(Supplied text)
There is business and there is business. You can't conduct a business on the HAM bands. YOu can take care of personal issues if you don't mind the world listening. You can also order parts, get advice, etc from professionals, etc to keep the boat going.

You'll need a General Ham License to talk on your radio. You will first have to pass the Technician license test before you can take the General Examt. You can take the tests consecutively in the same day, even the extra license, if you are in a hurry. Google 'Ham Practice Tests' to get study material. Spending a couple of days going over the tests should enable you to pass the tests through General, maybe eve Expert if you have an aptitude for electronics. Tests actually have very little to do with electronics but mostly Ham rules, propagation, and proper operation of the radio. It's pretty much all practical knowledge that you'll need and use. If you want to get deeper into Ham radio, Gordon West has a series of prep books on the licenses and ARRL has a bunch of resources. Finding a local ham club is also a good source of hands on help. You'll need to find a Ham Club in any case as they administer the tests.

(Supplied material)
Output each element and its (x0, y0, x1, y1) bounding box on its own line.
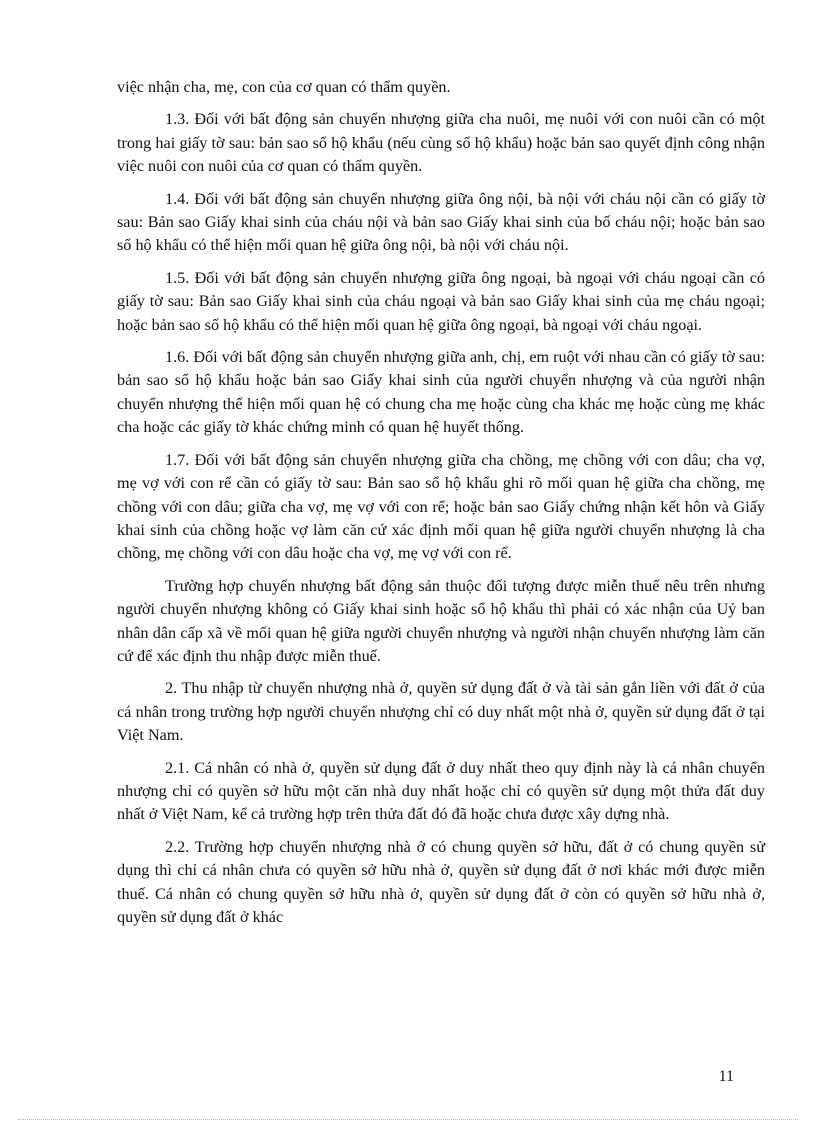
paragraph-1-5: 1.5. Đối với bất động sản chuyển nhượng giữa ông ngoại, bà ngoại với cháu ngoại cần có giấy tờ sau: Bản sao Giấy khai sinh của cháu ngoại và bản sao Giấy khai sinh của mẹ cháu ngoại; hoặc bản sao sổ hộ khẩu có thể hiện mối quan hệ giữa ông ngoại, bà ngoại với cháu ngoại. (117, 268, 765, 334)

(Exercise requirements)
1) According to the ham radio licensing text, why will someone need to find a ham club even if they study on their own? Answer in one to three sentences.
2) Please continue the ham radio licensing text from its last sentence.
The data comes from a source separate from the text.

(Outputs in order)
1) Ham clubs administer the license tests, so anyone seeking a license has to find one in any case.

2)
The Marine radios are channelized to transmit on specific frequencies. Just dial in a channel number and talk. Most can be set up to tune and transmit through all the HF frequency ranges including Ham. The Icom 802 does it with a menu change others may require greater mods. Most have some provision to survive in the marine environment but none are water proof. Ham radios like the Icom 7200 also have things like sealed front ends to keep water out. Believe the 735 is an older Ham Radio but still probably a good for what you want. My Icom 718, a good basic ham set, has survived for going on 5 years on the boat without any issues. The 718 and probably most other Ham radios can be opened up to transmit on any HF frequency though it's not 'legal' to do so except in an emergency. There is so little happening on the Marine Frequencies on the West Coast that haven't felt the need for a Marine HF. Some areas may be more heavily into Marine Bands, however.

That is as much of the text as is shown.